───── Dataset content ─────

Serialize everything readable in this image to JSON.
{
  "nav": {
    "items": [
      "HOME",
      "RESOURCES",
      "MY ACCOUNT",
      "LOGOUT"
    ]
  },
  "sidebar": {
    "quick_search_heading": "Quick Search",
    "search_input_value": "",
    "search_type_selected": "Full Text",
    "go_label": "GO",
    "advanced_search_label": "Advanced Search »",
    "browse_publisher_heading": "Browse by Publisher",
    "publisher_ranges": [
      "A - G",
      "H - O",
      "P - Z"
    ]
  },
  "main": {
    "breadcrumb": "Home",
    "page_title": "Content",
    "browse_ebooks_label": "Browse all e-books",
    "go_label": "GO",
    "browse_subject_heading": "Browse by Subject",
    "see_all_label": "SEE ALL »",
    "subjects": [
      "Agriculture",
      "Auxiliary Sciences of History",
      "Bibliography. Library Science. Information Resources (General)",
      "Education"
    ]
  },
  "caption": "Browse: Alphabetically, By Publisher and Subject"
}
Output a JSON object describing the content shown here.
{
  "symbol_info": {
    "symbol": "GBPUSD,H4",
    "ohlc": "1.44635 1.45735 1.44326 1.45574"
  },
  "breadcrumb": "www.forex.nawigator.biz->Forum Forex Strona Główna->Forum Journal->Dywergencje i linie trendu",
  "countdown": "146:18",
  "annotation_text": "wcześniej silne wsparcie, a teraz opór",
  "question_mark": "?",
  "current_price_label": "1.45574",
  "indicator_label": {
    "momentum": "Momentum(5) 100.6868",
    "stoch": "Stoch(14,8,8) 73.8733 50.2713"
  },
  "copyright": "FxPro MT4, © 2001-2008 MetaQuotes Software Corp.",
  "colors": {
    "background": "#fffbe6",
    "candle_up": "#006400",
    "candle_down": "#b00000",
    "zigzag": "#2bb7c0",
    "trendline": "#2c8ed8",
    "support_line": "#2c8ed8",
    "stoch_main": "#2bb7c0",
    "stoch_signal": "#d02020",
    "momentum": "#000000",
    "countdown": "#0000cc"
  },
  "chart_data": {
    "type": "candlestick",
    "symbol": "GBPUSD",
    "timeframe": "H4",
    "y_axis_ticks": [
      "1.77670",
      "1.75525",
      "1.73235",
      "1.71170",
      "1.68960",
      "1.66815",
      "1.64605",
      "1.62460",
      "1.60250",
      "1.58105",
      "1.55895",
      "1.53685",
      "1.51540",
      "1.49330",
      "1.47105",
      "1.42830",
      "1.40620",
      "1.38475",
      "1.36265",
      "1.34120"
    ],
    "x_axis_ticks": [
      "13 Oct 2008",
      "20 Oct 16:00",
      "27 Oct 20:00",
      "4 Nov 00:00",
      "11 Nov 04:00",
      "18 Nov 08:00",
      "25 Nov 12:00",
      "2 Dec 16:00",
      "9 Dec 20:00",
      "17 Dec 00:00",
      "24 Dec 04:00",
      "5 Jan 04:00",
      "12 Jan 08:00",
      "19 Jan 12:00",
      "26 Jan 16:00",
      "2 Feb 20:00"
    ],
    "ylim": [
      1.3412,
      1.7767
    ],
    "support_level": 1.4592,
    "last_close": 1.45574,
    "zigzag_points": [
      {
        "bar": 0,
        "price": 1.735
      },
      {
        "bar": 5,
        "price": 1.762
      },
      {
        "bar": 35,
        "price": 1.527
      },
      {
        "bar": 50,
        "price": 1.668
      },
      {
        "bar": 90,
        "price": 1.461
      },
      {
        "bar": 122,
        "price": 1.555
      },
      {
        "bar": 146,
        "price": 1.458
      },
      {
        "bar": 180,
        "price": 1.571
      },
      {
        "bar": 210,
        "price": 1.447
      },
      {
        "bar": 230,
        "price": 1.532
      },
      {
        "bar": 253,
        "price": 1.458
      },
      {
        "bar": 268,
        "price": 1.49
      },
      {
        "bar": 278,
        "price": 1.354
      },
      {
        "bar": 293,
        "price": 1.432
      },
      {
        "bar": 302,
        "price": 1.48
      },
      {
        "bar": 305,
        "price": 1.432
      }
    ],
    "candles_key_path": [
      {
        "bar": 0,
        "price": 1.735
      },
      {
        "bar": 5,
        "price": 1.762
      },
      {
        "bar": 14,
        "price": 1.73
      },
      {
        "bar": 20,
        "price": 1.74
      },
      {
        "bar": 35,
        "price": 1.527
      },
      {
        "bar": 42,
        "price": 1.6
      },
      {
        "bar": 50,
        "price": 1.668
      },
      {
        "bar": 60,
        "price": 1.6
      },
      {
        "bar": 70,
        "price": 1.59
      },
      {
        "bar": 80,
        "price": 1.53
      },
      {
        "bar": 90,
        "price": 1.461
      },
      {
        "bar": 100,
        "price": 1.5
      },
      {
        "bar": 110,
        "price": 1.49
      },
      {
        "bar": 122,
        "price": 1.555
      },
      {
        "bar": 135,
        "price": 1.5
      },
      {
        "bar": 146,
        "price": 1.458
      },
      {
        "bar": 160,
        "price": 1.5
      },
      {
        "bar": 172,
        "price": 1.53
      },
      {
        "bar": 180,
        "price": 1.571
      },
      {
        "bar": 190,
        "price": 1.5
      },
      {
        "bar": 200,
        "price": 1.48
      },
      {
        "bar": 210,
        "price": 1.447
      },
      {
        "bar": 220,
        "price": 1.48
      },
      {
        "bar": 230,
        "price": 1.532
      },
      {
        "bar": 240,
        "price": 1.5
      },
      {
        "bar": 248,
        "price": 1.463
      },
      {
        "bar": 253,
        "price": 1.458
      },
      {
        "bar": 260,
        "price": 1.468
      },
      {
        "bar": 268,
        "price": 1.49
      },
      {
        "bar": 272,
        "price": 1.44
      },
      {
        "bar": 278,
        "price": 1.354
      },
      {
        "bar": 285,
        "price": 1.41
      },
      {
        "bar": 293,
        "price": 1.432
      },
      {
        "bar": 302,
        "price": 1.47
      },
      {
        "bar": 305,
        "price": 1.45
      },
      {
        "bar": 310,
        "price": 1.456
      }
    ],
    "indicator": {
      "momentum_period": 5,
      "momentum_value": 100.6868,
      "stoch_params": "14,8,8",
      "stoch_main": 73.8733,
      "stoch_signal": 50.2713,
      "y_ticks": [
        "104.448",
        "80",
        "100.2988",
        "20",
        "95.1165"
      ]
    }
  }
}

─────

*Given exercise*. Restate every record exactly, leaving nothing out.

*Solution below*.
Serialize everything readable in this image to JSON.
{
  "nav": {
    "items": [
      "HOME",
      "RESOURCES",
      "MY ACCOUNT",
      "LOGOUT"
    ]
  },
  "sidebar": {
    "quick_search_heading": "Quick Search",
    "search_input_value": "",
    "search_type_selected": "Full Text",
    "go_label": "GO",
    "advanced_search_label": "Advanced Search »",
    "browse_publisher_heading": "Browse by Publisher",
    "publisher_ranges": [
      "A - G",
      "H - O",
      "P - Z"
    ]
  },
  "main": {
    "breadcrumb": "Home",
    "page_title": "Content",
    "browse_ebooks_label": "Browse all e-books",
    "go_label": "GO",
    "browse_subject_heading": "Browse by Subject",
    "see_all_label": "SEE ALL »",
    "subjects": [
      "Agriculture",
      "Auxiliary Sciences of History",
      "Bibliography. Library Science. Information Resources (General)",
      "Education"
    ]
  },
  "caption": "Browse: Alphabetically, By Publisher and Subject"
}
Output a JSON object describing the content shown here.
{
  "symbol_info": {
    "symbol": "GBPUSD,H4",
    "ohlc": "1.44635 1.45735 1.44326 1.45574"
  },
  "breadcrumb": "www.forex.nawigator.biz->Forum Forex Strona Główna->Forum Journal->Dywergencje i linie trendu",
  "countdown": "146:18",
  "annotation_text": "wcześniej silne wsparcie, a teraz opór",
  "question_mark": "?",
  "current_price_label": "1.45574",
  "indicator_label": {
    "momentum": "Momentum(5) 100.6868",
    "stoch": "Stoch(14,8,8) 73.8733 50.2713"
  },
  "copyright": "FxPro MT4, © 2001-2008 MetaQuotes Software Corp.",
  "colors": {
    "background": "#fffbe6",
    "candle_up": "#006400",
    "candle_down": "#b00000",
    "zigzag": "#2bb7c0",
    "trendline": "#2c8ed8",
    "support_line": "#2c8ed8",
    "stoch_main": "#2bb7c0",
    "stoch_signal": "#d02020",
    "momentum": "#000000",
    "countdown": "#0000cc"
  },
  "chart_data": {
    "type": "candlestick",
    "symbol": "GBPUSD",
    "timeframe": "H4",
    "y_axis_ticks": [
      "1.77670",
      "1.75525",
      "1.73235",
      "1.71170",
      "1.68960",
      "1.66815",
      "1.64605",
      "1.62460",
      "1.60250",
      "1.58105",
      "1.55895",
      "1.53685",
      "1.51540",
      "1.49330",
      "1.47105",
      "1.42830",
      "1.40620",
      "1.38475",
      "1.36265",
      "1.34120"
    ],
    "x_axis_ticks": [
      "13 Oct 2008",
      "20 Oct 16:00",
      "27 Oct 20:00",
      "4 Nov 00:00",
      "11 Nov 04:00",
      "18 Nov 08:00",
      "25 Nov 12:00",
      "2 Dec 16:00",
      "9 Dec 20:00",
      "17 Dec 00:00",
      "24 Dec 04:00",
      "5 Jan 04:00",
      "12 Jan 08:00",
      "19 Jan 12:00",
      "26 Jan 16:00",
      "2 Feb 20:00"
    ],
    "ylim": [
      1.3412,
      1.7767
    ],
    "support_level": 1.4592,
    "last_close": 1.45574,
    "zigzag_points": [
      {
        "bar": 0,
        "price": 1.735
      },
      {
        "bar": 5,
        "price": 1.762
      },
      {
        "bar": 35,
        "price": 1.527
      },
      {
        "bar": 50,
        "price": 1.668
      },
      {
        "bar": 90,
        "price": 1.461
      },
      {
        "bar": 122,
        "price": 1.555
      },
      {
        "bar": 146,
        "price": 1.458
      },
      {
        "bar": 180,
        "price": 1.571
      },
      {
        "bar": 210,
        "price": 1.447
      },
      {
        "bar": 230,
        "price": 1.532
      },
      {
        "bar": 253,
        "price": 1.458
      },
      {
        "bar": 268,
        "price": 1.49
      },
      {
        "bar": 278,
        "price": 1.354
      },
      {
        "bar": 293,
        "price": 1.432
      },
      {
        "bar": 302,
        "price": 1.48
      },
      {
        "bar": 305,
        "price": 1.432
      }
    ],
    "candles_key_path": [
      {
        "bar": 0,
        "price": 1.735
      },
      {
        "bar": 5,
        "price": 1.762
      },
      {
        "bar": 14,
        "price": 1.73
      },
      {
        "bar": 20,
        "price": 1.74
      },
      {
        "bar": 35,
        "price": 1.527
      },
      {
        "bar": 42,
        "price": 1.6
      },
      {
        "bar": 50,
        "price": 1.668
      },
      {
        "bar": 60,
        "price": 1.6
      },
      {
        "bar": 70,
        "price": 1.59
      },
      {
        "bar": 80,
        "price": 1.53
      },
      {
        "bar": 90,
        "price": 1.461
      },
      {
        "bar": 100,
        "price": 1.5
      },
      {
        "bar": 110,
        "price": 1.49
      },
      {
        "bar": 122,
        "price": 1.555
      },
      {
        "bar": 135,
        "price": 1.5
      },
      {
        "bar": 146,
        "price": 1.458
      },
      {
        "bar": 160,
        "price": 1.5
      },
      {
        "bar": 172,
        "price": 1.53
      },
      {
        "bar": 180,
        "price": 1.571
      },
      {
        "bar": 190,
        "price": 1.5
      },
      {
        "bar": 200,
        "price": 1.48
      },
      {
        "bar": 210,
        "price": 1.447
      },
      {
        "bar": 220,
        "price": 1.48
      },
      {
        "bar": 230,
        "price": 1.532
      },
      {
        "bar": 240,
        "price": 1.5
      },
      {
        "bar": 248,
        "price": 1.463
      },
      {
        "bar": 253,
        "price": 1.458
      },
      {
        "bar": 260,
        "price": 1.468
      },
      {
        "bar": 268,
        "price": 1.49
      },
      {
        "bar": 272,
        "price": 1.44
      },
      {
        "bar": 278,
        "price": 1.354
      },
      {
        "bar": 285,
        "price": 1.41
      },
      {
        "bar": 293,
        "price": 1.432
      },
      {
        "bar": 302,
        "price": 1.47
      },
      {
        "bar": 305,
        "price": 1.45
      },
      {
        "bar": 310,
        "price": 1.456
      }
    ],
    "indicator": {
      "momentum_period": 5,
      "momentum_value": 100.6868,
      "stoch_params": "14,8,8",
      "stoch_main": 73.8733,
      "stoch_signal": 50.2713,
      "y_ticks": [
        "104.448",
        "80",
        "100.2988",
        "20",
        "95.1165"
      ]
    }
  }
}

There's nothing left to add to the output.